In the copy, include every entry exactly but none of the images.

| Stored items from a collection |
>>>>>

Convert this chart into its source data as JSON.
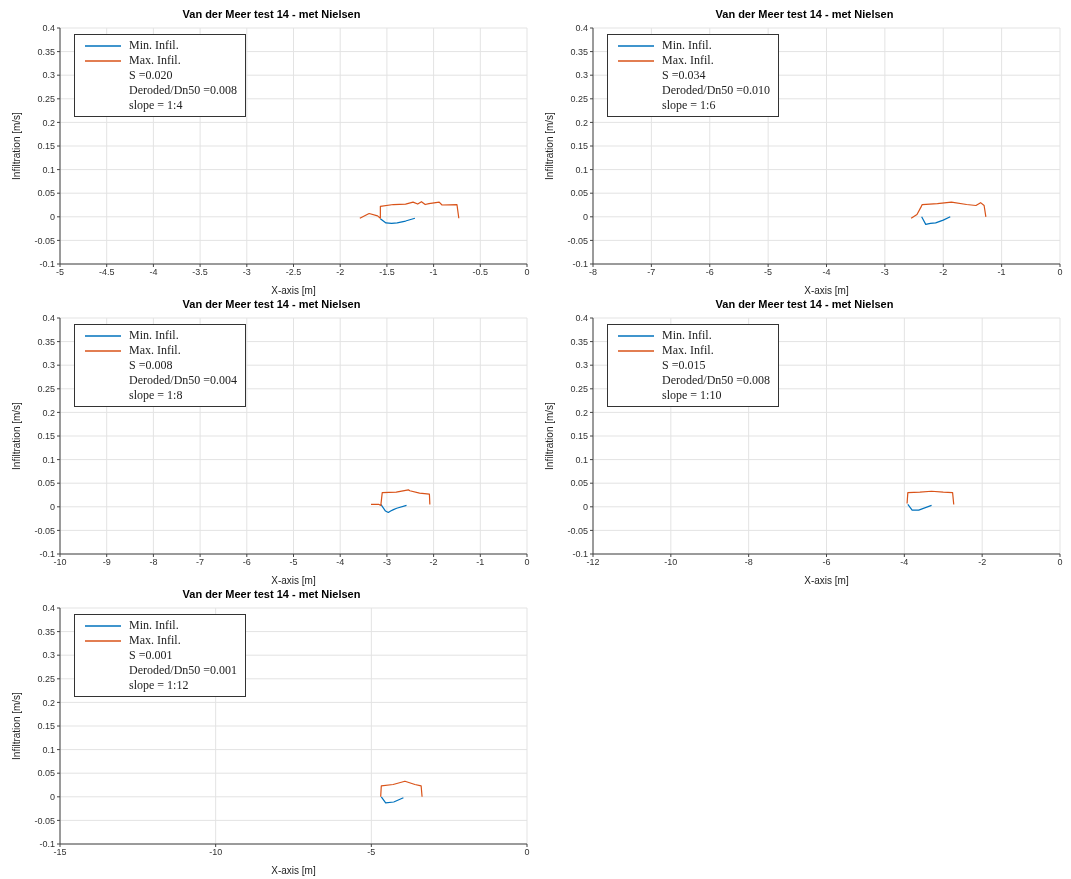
{
  "chart_data": [
    {
      "type": "line",
      "title": "Van der Meer test 14 - met Nielsen",
      "xlabel": "X-axis [m]",
      "ylabel": "Infiltration [m/s]",
      "xlim": [
        -5,
        0
      ],
      "xticks": [
        -5,
        -4.5,
        -4,
        -3.5,
        -3,
        -2.5,
        -2,
        -1.5,
        -1,
        -0.5,
        0
      ],
      "ylim": [
        -0.1,
        0.4
      ],
      "yticks": [
        -0.1,
        -0.05,
        0,
        0.05,
        0.1,
        0.15,
        0.2,
        0.25,
        0.3,
        0.35,
        0.4
      ],
      "grid": true,
      "legend": "top left",
      "annotations": [
        "S =0.020",
        "Deroded/Dn50 =0.008",
        "slope = 1:4"
      ],
      "series": [
        {
          "name": "Min. Infil.",
          "color": "#0072bd",
          "x": [
            -1.57,
            -1.51,
            -1.45,
            -1.39,
            -1.3,
            -1.2
          ],
          "values": [
            -0.004,
            -0.013,
            -0.014,
            -0.013,
            -0.009,
            -0.003
          ]
        },
        {
          "name": "Max. Infil.",
          "color": "#d95319",
          "x": [
            -1.79,
            -1.69,
            -1.6,
            -1.57,
            -1.57,
            -1.43,
            -1.3,
            -1.22,
            -1.17,
            -1.13,
            -1.09,
            -1.05,
            -0.94,
            -0.91,
            -0.75,
            -0.73
          ],
          "values": [
            -0.003,
            0.007,
            0.002,
            -0.003,
            0.022,
            0.026,
            0.027,
            0.031,
            0.027,
            0.032,
            0.026,
            0.028,
            0.031,
            0.025,
            0.026,
            -0.003
          ]
        }
      ]
    },
    {
      "type": "line",
      "title": "Van der Meer test 14 - met Nielsen",
      "xlabel": "X-axis [m]",
      "ylabel": "Infiltration [m/s]",
      "xlim": [
        -8,
        0
      ],
      "xticks": [
        -8,
        -7,
        -6,
        -5,
        -4,
        -3,
        -2,
        -1,
        0
      ],
      "ylim": [
        -0.1,
        0.4
      ],
      "yticks": [
        -0.1,
        -0.05,
        0,
        0.05,
        0.1,
        0.15,
        0.2,
        0.25,
        0.3,
        0.35,
        0.4
      ],
      "grid": true,
      "legend": "top left",
      "annotations": [
        "S =0.034",
        "Deroded/Dn50 =0.010",
        "slope = 1:6"
      ],
      "series": [
        {
          "name": "Min. Infil.",
          "color": "#0072bd",
          "x": [
            -2.37,
            -2.3,
            -2.22,
            -2.13,
            -2.0,
            -1.88
          ],
          "values": [
            0,
            -0.016,
            -0.014,
            -0.013,
            -0.007,
            0
          ]
        },
        {
          "name": "Max. Infil.",
          "color": "#d95319",
          "x": [
            -2.55,
            -2.45,
            -2.38,
            -2.36,
            -2.1,
            -1.86,
            -1.6,
            -1.44,
            -1.36,
            -1.3,
            -1.27
          ],
          "values": [
            -0.003,
            0.005,
            0.021,
            0.026,
            0.028,
            0.031,
            0.026,
            0.024,
            0.03,
            0.024,
            0
          ]
        }
      ]
    },
    {
      "type": "line",
      "title": "Van der Meer test 14 - met Nielsen",
      "xlabel": "X-axis [m]",
      "ylabel": "Infiltration [m/s]",
      "xlim": [
        -10,
        0
      ],
      "xticks": [
        -10,
        -9,
        -8,
        -7,
        -6,
        -5,
        -4,
        -3,
        -2,
        -1,
        0
      ],
      "ylim": [
        -0.1,
        0.4
      ],
      "yticks": [
        -0.1,
        -0.05,
        0,
        0.05,
        0.1,
        0.15,
        0.2,
        0.25,
        0.3,
        0.35,
        0.4
      ],
      "grid": true,
      "legend": "top left",
      "annotations": [
        "S =0.008",
        "Deroded/Dn50 =0.004",
        "slope = 1:8"
      ],
      "series": [
        {
          "name": "Min. Infil.",
          "color": "#0072bd",
          "x": [
            -3.13,
            -3.03,
            -2.97,
            -2.92,
            -2.86,
            -2.79,
            -2.58
          ],
          "values": [
            0.005,
            -0.009,
            -0.012,
            -0.009,
            -0.006,
            -0.003,
            0.003
          ]
        },
        {
          "name": "Max. Infil.",
          "color": "#d95319",
          "x": [
            -3.34,
            -3.17,
            -3.13,
            -3.1,
            -2.8,
            -2.54,
            -2.51,
            -2.3,
            -2.09,
            -2.08
          ],
          "values": [
            0.005,
            0.005,
            0.003,
            0.03,
            0.031,
            0.036,
            0.034,
            0.029,
            0.027,
            0.005
          ]
        }
      ]
    },
    {
      "type": "line",
      "title": "Van der Meer test 14 - met Nielsen",
      "xlabel": "X-axis [m]",
      "ylabel": "Infiltration [m/s]",
      "xlim": [
        -12,
        0
      ],
      "xticks": [
        -12,
        -10,
        -8,
        -6,
        -4,
        -2,
        0
      ],
      "ylim": [
        -0.1,
        0.4
      ],
      "yticks": [
        -0.1,
        -0.05,
        0,
        0.05,
        0.1,
        0.15,
        0.2,
        0.25,
        0.3,
        0.35,
        0.4
      ],
      "grid": true,
      "legend": "top left",
      "annotations": [
        "S =0.015",
        "Deroded/Dn50 =0.008",
        "slope = 1:10"
      ],
      "series": [
        {
          "name": "Min. Infil.",
          "color": "#0072bd",
          "x": [
            -3.91,
            -3.8,
            -3.63,
            -3.3
          ],
          "values": [
            0.005,
            -0.007,
            -0.007,
            0.003
          ]
        },
        {
          "name": "Max. Infil.",
          "color": "#d95319",
          "x": [
            -3.93,
            -3.91,
            -3.6,
            -3.3,
            -3.0,
            -2.76,
            -2.73
          ],
          "values": [
            0.007,
            0.03,
            0.031,
            0.033,
            0.031,
            0.03,
            0.005
          ]
        }
      ]
    },
    {
      "type": "line",
      "title": "Van der Meer test 14 - met Nielsen",
      "xlabel": "X-axis [m]",
      "ylabel": "Infiltration [m/s]",
      "xlim": [
        -15,
        0
      ],
      "xticks": [
        -15,
        -10,
        -5,
        0
      ],
      "ylim": [
        -0.1,
        0.4
      ],
      "yticks": [
        -0.1,
        -0.05,
        0,
        0.05,
        0.1,
        0.15,
        0.2,
        0.25,
        0.3,
        0.35,
        0.4
      ],
      "grid": true,
      "legend": "top left",
      "annotations": [
        "S =0.001",
        "Deroded/Dn50 =0.001",
        "slope = 1:12"
      ],
      "series": [
        {
          "name": "Min. Infil.",
          "color": "#0072bd",
          "x": [
            -4.68,
            -4.54,
            -4.28,
            -3.97
          ],
          "values": [
            0,
            -0.013,
            -0.011,
            -0.002
          ]
        },
        {
          "name": "Max. Infil.",
          "color": "#d95319",
          "x": [
            -4.7,
            -4.68,
            -4.3,
            -3.92,
            -3.6,
            -3.4,
            -3.37
          ],
          "values": [
            0,
            0.023,
            0.026,
            0.033,
            0.026,
            0.023,
            0
          ]
        }
      ]
    }
  ]
}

<<<<<

| The output |
Convert this chart into its source data as JSON.
{
  "chart_data": [
    {
      "type": "line",
      "title": "Van der Meer test 14 - met Nielsen",
      "xlabel": "X-axis [m]",
      "ylabel": "Infiltration [m/s]",
      "xlim": [
        -5,
        0
      ],
      "xticks": [
        -5,
        -4.5,
        -4,
        -3.5,
        -3,
        -2.5,
        -2,
        -1.5,
        -1,
        -0.5,
        0
      ],
      "ylim": [
        -0.1,
        0.4
      ],
      "yticks": [
        -0.1,
        -0.05,
        0,
        0.05,
        0.1,
        0.15,
        0.2,
        0.25,
        0.3,
        0.35,
        0.4
      ],
      "grid": true,
      "legend": "top left",
      "annotations": [
        "S =0.020",
        "Deroded/Dn50 =0.008",
        "slope = 1:4"
      ],
      "series": [
        {
          "name": "Min. Infil.",
          "color": "#0072bd",
          "x": [
            -1.57,
            -1.51,
            -1.45,
            -1.39,
            -1.3,
            -1.2
          ],
          "values": [
            -0.004,
            -0.013,
            -0.014,
            -0.013,
            -0.009,
            -0.003
          ]
        },
        {
          "name": "Max. Infil.",
          "color": "#d95319",
          "x": [
            -1.79,
            -1.69,
            -1.6,
            -1.57,
            -1.57,
            -1.43,
            -1.3,
            -1.22,
            -1.17,
            -1.13,
            -1.09,
            -1.05,
            -0.94,
            -0.91,
            -0.75,
            -0.73
          ],
          "values": [
            -0.003,
            0.007,
            0.002,
            -0.003,
            0.022,
            0.026,
            0.027,
            0.031,
            0.027,
            0.032,
            0.026,
            0.028,
            0.031,
            0.025,
            0.026,
            -0.003
          ]
        }
      ]
    },
    {
      "type": "line",
      "title": "Van der Meer test 14 - met Nielsen",
      "xlabel": "X-axis [m]",
      "ylabel": "Infiltration [m/s]",
      "xlim": [
        -8,
        0
      ],
      "xticks": [
        -8,
        -7,
        -6,
        -5,
        -4,
        -3,
        -2,
        -1,
        0
      ],
      "ylim": [
        -0.1,
        0.4
      ],
      "yticks": [
        -0.1,
        -0.05,
        0,
        0.05,
        0.1,
        0.15,
        0.2,
        0.25,
        0.3,
        0.35,
        0.4
      ],
      "grid": true,
      "legend": "top left",
      "annotations": [
        "S =0.034",
        "Deroded/Dn50 =0.010",
        "slope = 1:6"
      ],
      "series": [
        {
          "name": "Min. Infil.",
          "color": "#0072bd",
          "x": [
            -2.37,
            -2.3,
            -2.22,
            -2.13,
            -2.0,
            -1.88
          ],
          "values": [
            0,
            -0.016,
            -0.014,
            -0.013,
            -0.007,
            0
          ]
        },
        {
          "name": "Max. Infil.",
          "color": "#d95319",
          "x": [
            -2.55,
            -2.45,
            -2.38,
            -2.36,
            -2.1,
            -1.86,
            -1.6,
            -1.44,
            -1.36,
            -1.3,
            -1.27
          ],
          "values": [
            -0.003,
            0.005,
            0.021,
            0.026,
            0.028,
            0.031,
            0.026,
            0.024,
            0.03,
            0.024,
            0
          ]
        }
      ]
    },
    {
      "type": "line",
      "title": "Van der Meer test 14 - met Nielsen",
      "xlabel": "X-axis [m]",
      "ylabel": "Infiltration [m/s]",
      "xlim": [
        -10,
        0
      ],
      "xticks": [
        -10,
        -9,
        -8,
        -7,
        -6,
        -5,
        -4,
        -3,
        -2,
        -1,
        0
      ],
      "ylim": [
        -0.1,
        0.4
      ],
      "yticks": [
        -0.1,
        -0.05,
        0,
        0.05,
        0.1,
        0.15,
        0.2,
        0.25,
        0.3,
        0.35,
        0.4
      ],
      "grid": true,
      "legend": "top left",
      "annotations": [
        "S =0.008",
        "Deroded/Dn50 =0.004",
        "slope = 1:8"
      ],
      "series": [
        {
          "name": "Min. Infil.",
          "color": "#0072bd",
          "x": [
            -3.13,
            -3.03,
            -2.97,
            -2.92,
            -2.86,
            -2.79,
            -2.58
          ],
          "values": [
            0.005,
            -0.009,
            -0.012,
            -0.009,
            -0.006,
            -0.003,
            0.003
          ]
        },
        {
          "name": "Max. Infil.",
          "color": "#d95319",
          "x": [
            -3.34,
            -3.17,
            -3.13,
            -3.1,
            -2.8,
            -2.54,
            -2.51,
            -2.3,
            -2.09,
            -2.08
          ],
          "values": [
            0.005,
            0.005,
            0.003,
            0.03,
            0.031,
            0.036,
            0.034,
            0.029,
            0.027,
            0.005
          ]
        }
      ]
    },
    {
      "type": "line",
      "title": "Van der Meer test 14 - met Nielsen",
      "xlabel": "X-axis [m]",
      "ylabel": "Infiltration [m/s]",
      "xlim": [
        -12,
        0
      ],
      "xticks": [
        -12,
        -10,
        -8,
        -6,
        -4,
        -2,
        0
      ],
      "ylim": [
        -0.1,
        0.4
      ],
      "yticks": [
        -0.1,
        -0.05,
        0,
        0.05,
        0.1,
        0.15,
        0.2,
        0.25,
        0.3,
        0.35,
        0.4
      ],
      "grid": true,
      "legend": "top left",
      "annotations": [
        "S =0.015",
        "Deroded/Dn50 =0.008",
        "slope = 1:10"
      ],
      "series": [
        {
          "name": "Min. Infil.",
          "color": "#0072bd",
          "x": [
            -3.91,
            -3.8,
            -3.63,
            -3.3
          ],
          "values": [
            0.005,
            -0.007,
            -0.007,
            0.003
          ]
        },
        {
          "name": "Max. Infil.",
          "color": "#d95319",
          "x": [
            -3.93,
            -3.91,
            -3.6,
            -3.3,
            -3.0,
            -2.76,
            -2.73
          ],
          "values": [
            0.007,
            0.03,
            0.031,
            0.033,
            0.031,
            0.03,
            0.005
          ]
        }
      ]
    },
    {
      "type": "line",
      "title": "Van der Meer test 14 - met Nielsen",
      "xlabel": "X-axis [m]",
      "ylabel": "Infiltration [m/s]",
      "xlim": [
        -15,
        0
      ],
      "xticks": [
        -15,
        -10,
        -5,
        0
      ],
      "ylim": [
        -0.1,
        0.4
      ],
      "yticks": [
        -0.1,
        -0.05,
        0,
        0.05,
        0.1,
        0.15,
        0.2,
        0.25,
        0.3,
        0.35,
        0.4
      ],
      "grid": true,
      "legend": "top left",
      "annotations": [
        "S =0.001",
        "Deroded/Dn50 =0.001",
        "slope = 1:12"
      ],
      "series": [
        {
          "name": "Min. Infil.",
          "color": "#0072bd",
          "x": [
            -4.68,
            -4.54,
            -4.28,
            -3.97
          ],
          "values": [
            0,
            -0.013,
            -0.011,
            -0.002
          ]
        },
        {
          "name": "Max. Infil.",
          "color": "#d95319",
          "x": [
            -4.7,
            -4.68,
            -4.3,
            -3.92,
            -3.6,
            -3.4,
            -3.37
          ],
          "values": [
            0,
            0.023,
            0.026,
            0.033,
            0.026,
            0.023,
            0
          ]
        }
      ]
    }
  ]
}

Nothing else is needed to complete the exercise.